*What you are asked to do*:
Images are not part of the copy; write out the rest of the data exactly as given.

>> start

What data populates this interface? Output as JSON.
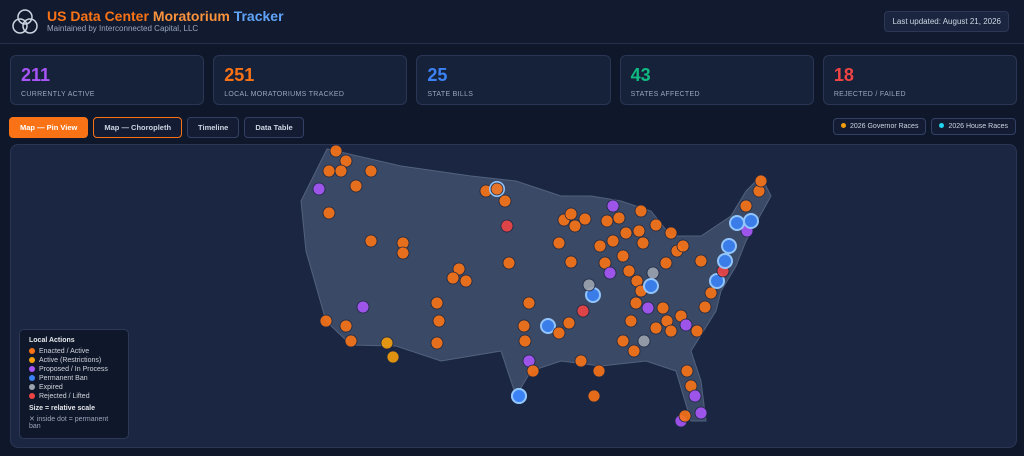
{
  "header": {
    "title_parts": [
      {
        "text": "US Data Center ",
        "color": "#f97316"
      },
      {
        "text": "Moratorium",
        "color": "#fb923c"
      },
      {
        "text": " Tracker",
        "color": "#60a5fa"
      }
    ],
    "subtitle": "Maintained by Interconnected Capital, LLC",
    "last_updated": "Last updated: August 21, 2026"
  },
  "stats": [
    {
      "value": 211,
      "label": "CURRENTLY ACTIVE",
      "color": "#a855f7"
    },
    {
      "value": 251,
      "label": "LOCAL MORATORIUMS TRACKED",
      "color": "#f97316"
    },
    {
      "value": 25,
      "label": "STATE BILLS",
      "color": "#3b82f6"
    },
    {
      "value": 43,
      "label": "STATES AFFECTED",
      "color": "#10b981"
    },
    {
      "value": 18,
      "label": "REJECTED / FAILED",
      "color": "#ef4444"
    }
  ],
  "tabs": [
    "Map — Pin View",
    "Map — Choropleth",
    "Timeline",
    "Data Table"
  ],
  "toggles": [
    {
      "label": "2026 Governor Races",
      "color": "#f59e0b"
    },
    {
      "label": "2026 House Races",
      "color": "#22d3ee"
    }
  ],
  "legend": {
    "title": "Local Actions",
    "items": [
      {
        "label": "Enacted / Active",
        "color": "#f97316"
      },
      {
        "label": "Active (Restrictions)",
        "color": "#f59e0b"
      },
      {
        "label": "Proposed / In Process",
        "color": "#a855f7"
      },
      {
        "label": "Permanent Ban",
        "color": "#3b82f6"
      },
      {
        "label": "Expired",
        "color": "#9ca3af"
      },
      {
        "label": "Rejected / Lifted",
        "color": "#ef4444"
      }
    ],
    "size_note": "Size = relative scale",
    "ban_note": "✕ inside dot = permanent ban"
  }
}
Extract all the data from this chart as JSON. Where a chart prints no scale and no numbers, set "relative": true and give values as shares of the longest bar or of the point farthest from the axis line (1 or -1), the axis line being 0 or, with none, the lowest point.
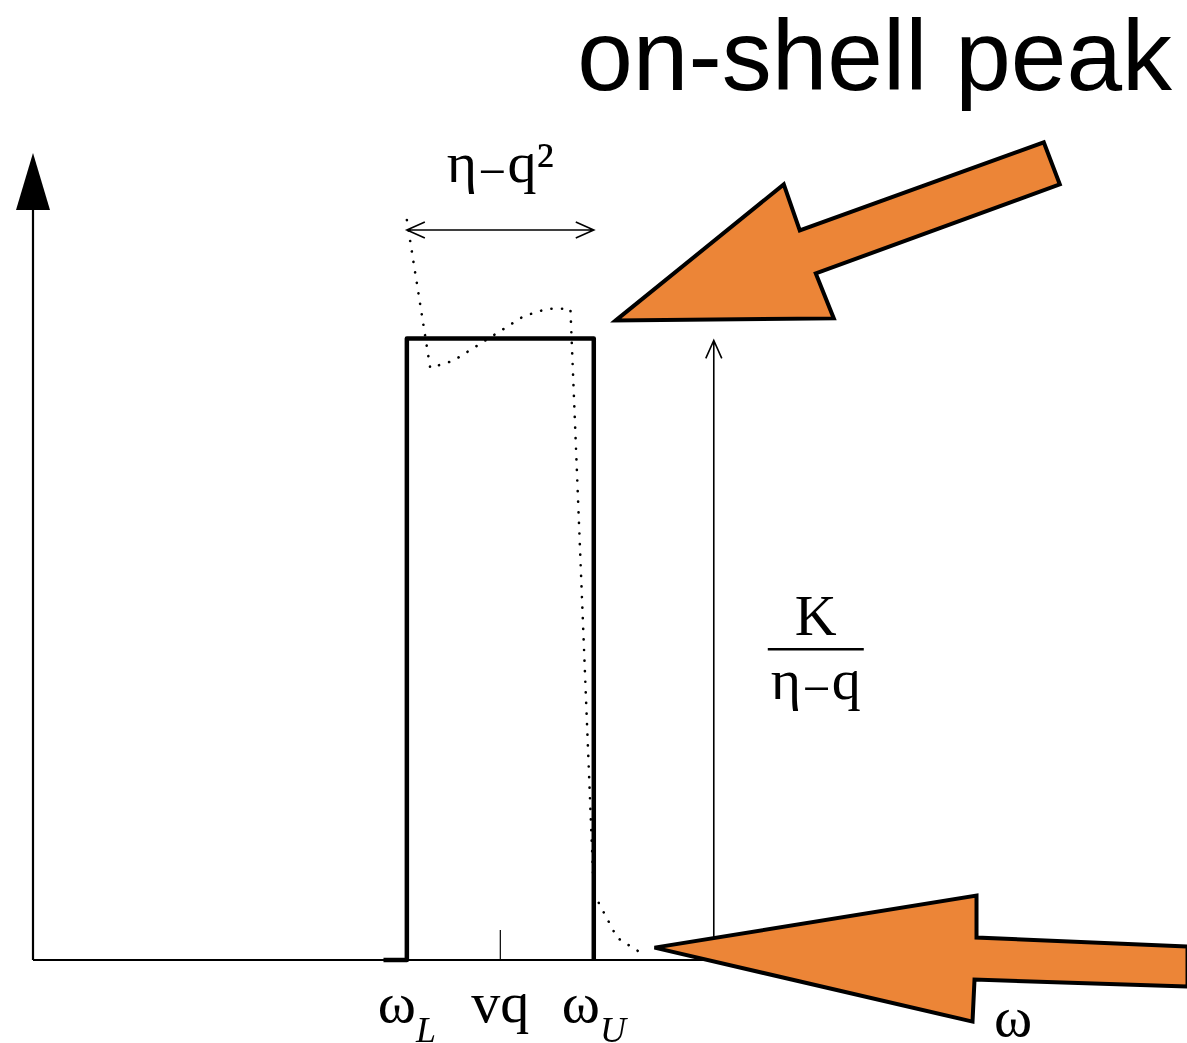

>> end

*Task output*:
What data populates this interface? Output as JSON.
{
  "header": {
    "title_parts": [
      {
        "text": "US Data Center ",
        "color": "#f97316"
      },
      {
        "text": "Moratorium",
        "color": "#fb923c"
      },
      {
        "text": " Tracker",
        "color": "#60a5fa"
      }
    ],
    "subtitle": "Maintained by Interconnected Capital, LLC",
    "last_updated": "Last updated: August 21, 2026"
  },
  "stats": [
    {
      "value": 211,
      "label": "CURRENTLY ACTIVE",
      "color": "#a855f7"
    },
    {
      "value": 251,
      "label": "LOCAL MORATORIUMS TRACKED",
      "color": "#f97316"
    },
    {
      "value": 25,
      "label": "STATE BILLS",
      "color": "#3b82f6"
    },
    {
      "value": 43,
      "label": "STATES AFFECTED",
      "color": "#10b981"
    },
    {
      "value": 18,
      "label": "REJECTED / FAILED",
      "color": "#ef4444"
    }
  ],
  "tabs": [
    "Map — Pin View",
    "Map — Choropleth",
    "Timeline",
    "Data Table"
  ],
  "toggles": [
    {
      "label": "2026 Governor Races",
      "color": "#f59e0b"
    },
    {
      "label": "2026 House Races",
      "color": "#22d3ee"
    }
  ],
  "legend": {
    "title": "Local Actions",
    "items": [
      {
        "label": "Enacted / Active",
        "color": "#f97316"
      },
      {
        "label": "Active (Restrictions)",
        "color": "#f59e0b"
      },
      {
        "label": "Proposed / In Process",
        "color": "#a855f7"
      },
      {
        "label": "Permanent Ban",
        "color": "#3b82f6"
      },
      {
        "label": "Expired",
        "color": "#9ca3af"
      },
      {
        "label": "Rejected / Lifted",
        "color": "#ef4444"
      }
    ],
    "size_note": "Size = relative scale",
    "ban_note": "✕ inside dot = permanent ban"
  }
}
Extract all the data from this chart as JSON. Where a chart prints no scale and no numbers, set "relative": true and give values as shares of the longest bar or of the point farthest from the axis line (1 or -1), the axis line being 0 or, with none, the lowest point.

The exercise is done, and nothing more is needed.